start LISTED RECORDS

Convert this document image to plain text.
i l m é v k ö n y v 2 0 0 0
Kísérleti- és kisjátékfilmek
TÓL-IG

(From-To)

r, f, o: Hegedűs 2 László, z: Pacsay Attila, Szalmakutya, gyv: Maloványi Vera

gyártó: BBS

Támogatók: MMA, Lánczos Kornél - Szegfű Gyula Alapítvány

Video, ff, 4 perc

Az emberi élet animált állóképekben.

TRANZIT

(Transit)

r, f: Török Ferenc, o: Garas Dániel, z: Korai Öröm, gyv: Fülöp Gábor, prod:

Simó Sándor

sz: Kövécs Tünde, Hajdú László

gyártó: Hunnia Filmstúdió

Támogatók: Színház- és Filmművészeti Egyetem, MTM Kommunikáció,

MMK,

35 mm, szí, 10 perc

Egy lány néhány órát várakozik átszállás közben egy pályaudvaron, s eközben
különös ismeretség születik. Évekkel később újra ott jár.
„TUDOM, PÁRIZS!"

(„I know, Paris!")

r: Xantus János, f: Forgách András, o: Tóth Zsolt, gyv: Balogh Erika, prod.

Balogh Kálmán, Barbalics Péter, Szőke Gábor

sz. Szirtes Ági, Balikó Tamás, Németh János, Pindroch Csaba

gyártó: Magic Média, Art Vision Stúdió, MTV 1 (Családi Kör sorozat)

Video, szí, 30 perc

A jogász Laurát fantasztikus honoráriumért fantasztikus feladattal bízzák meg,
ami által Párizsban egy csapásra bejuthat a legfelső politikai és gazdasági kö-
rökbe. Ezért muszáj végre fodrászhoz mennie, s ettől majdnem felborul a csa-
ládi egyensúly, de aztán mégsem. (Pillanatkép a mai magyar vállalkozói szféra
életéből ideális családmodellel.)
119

end LISTED RECORDS

### SHORT EXERCISE:
Print every record exactly as it was given.

### OUTPUT BELOW:
Convert this document image to plain text.
i l m é v k ö n y v 2 0 0 0
Kísérleti- és kisjátékfilmek
TÓL-IG

(From-To)

r, f, o: Hegedűs 2 László, z: Pacsay Attila, Szalmakutya, gyv: Maloványi Vera

gyártó: BBS

Támogatók: MMA, Lánczos Kornél - Szegfű Gyula Alapítvány

Video, ff, 4 perc

Az emberi élet animált állóképekben.

TRANZIT

(Transit)

r, f: Török Ferenc, o: Garas Dániel, z: Korai Öröm, gyv: Fülöp Gábor, prod:

Simó Sándor

sz: Kövécs Tünde, Hajdú László

gyártó: Hunnia Filmstúdió

Támogatók: Színház- és Filmművészeti Egyetem, MTM Kommunikáció,

MMK,

35 mm, szí, 10 perc

Egy lány néhány órát várakozik átszállás közben egy pályaudvaron, s eközben
különös ismeretség születik. Évekkel később újra ott jár.
„TUDOM, PÁRIZS!"

(„I know, Paris!")

r: Xantus János, f: Forgách András, o: Tóth Zsolt, gyv: Balogh Erika, prod.

Balogh Kálmán, Barbalics Péter, Szőke Gábor

sz. Szirtes Ági, Balikó Tamás, Németh János, Pindroch Csaba

gyártó: Magic Média, Art Vision Stúdió, MTV 1 (Családi Kör sorozat)

Video, szí, 30 perc

A jogász Laurát fantasztikus honoráriumért fantasztikus feladattal bízzák meg,
ami által Párizsban egy csapásra bejuthat a legfelső politikai és gazdasági kö-
rökbe. Ezért muszáj végre fodrászhoz mennie, s ettől majdnem felborul a csa-
ládi egyensúly, de aztán mégsem. (Pillanatkép a mai magyar vállalkozói szféra
életéből ideális családmodellel.)
119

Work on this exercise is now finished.